-- Begin --
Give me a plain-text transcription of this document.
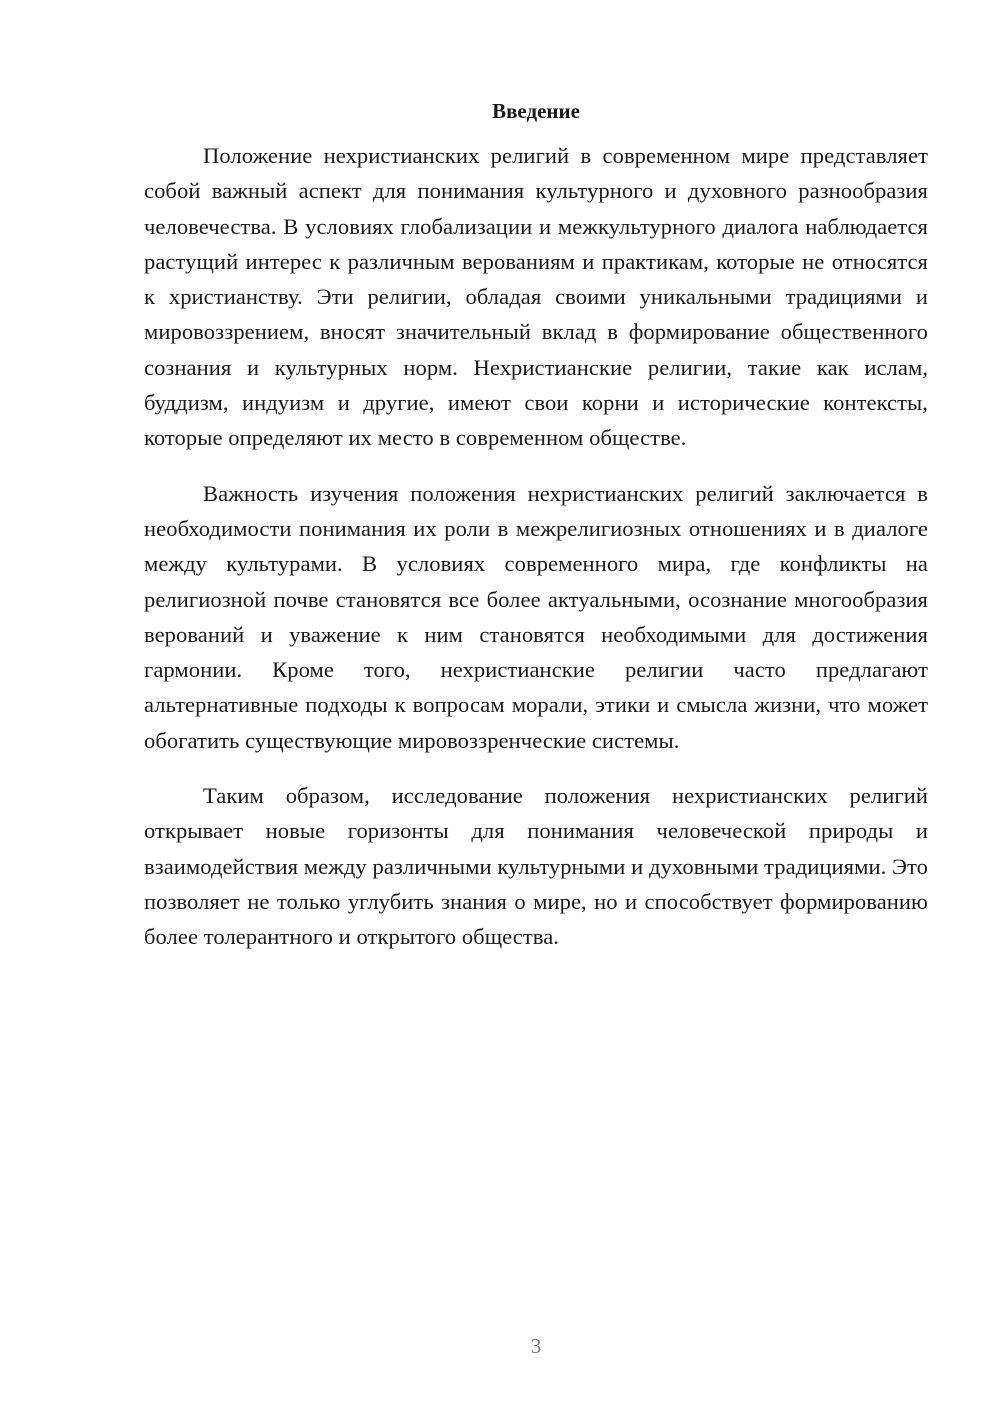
Введение

Положение нехристианских религий в современном мире представляет собой важный аспект для понимания культурного и духовного разнообразия человечества. В условиях глобализации и межкультурного диалога наблюдается растущий интерес к различным верованиям и практикам, которые не относятся к христианству. Эти религии, обладая своими уникальными традициями и мировоззрением, вносят значительный вклад в формирование общественного сознания и культурных норм. Нехристианские религии, такие как ислам, буддизм, индуизм и другие, имеют свои корни и исторические контексты, которые определяют их место в современном обществе.

Важность изучения положения нехристианских религий заключается в необходимости понимания их роли в межрелигиозных отношениях и в диалоге между культурами. В условиях современного мира, где конфликты на религиозной почве становятся все более актуальными, осознание многообразия верований и уважение к ним становятся необходимыми для достижения гармонии. Кроме того, нехристианские религии часто предлагают альтернативные подходы к вопросам морали, этики и смысла жизни, что может обогатить существующие мировоззренческие системы.

Таким образом, исследование положения нехристианских религий открывает новые горизонты для понимания человеческой природы и взаимодействия между различными культурными и духовными традициями. Это позволяет не только углубить знания о мире, но и способствует формированию более толерантного и открытого общества.

3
-- End --
• _Aim of the exercise_
Transcribe each entry precisely as given, leaving the pictures out.

• _Answer_
Give me a plain-text transcription of this document.
Введение

Положение нехристианских религий в современном мире представляет собой важный аспект для понимания культурного и духовного разнообразия человечества. В условиях глобализации и межкультурного диалога наблюдается растущий интерес к различным верованиям и практикам, которые не относятся к христианству. Эти религии, обладая своими уникальными традициями и мировоззрением, вносят значительный вклад в формирование общественного сознания и культурных норм. Нехристианские религии, такие как ислам, буддизм, индуизм и другие, имеют свои корни и исторические контексты, которые определяют их место в современном обществе.

Важность изучения положения нехристианских религий заключается в необходимости понимания их роли в межрелигиозных отношениях и в диалоге между культурами. В условиях современного мира, где конфликты на религиозной почве становятся все более актуальными, осознание многообразия верований и уважение к ним становятся необходимыми для достижения гармонии. Кроме того, нехристианские религии часто предлагают альтернативные подходы к вопросам морали, этики и смысла жизни, что может обогатить существующие мировоззренческие системы.

Таким образом, исследование положения нехристианских религий открывает новые горизонты для понимания человеческой природы и взаимодействия между различными культурными и духовными традициями. Это позволяет не только углубить знания о мире, но и способствует формированию более толерантного и открытого общества.

3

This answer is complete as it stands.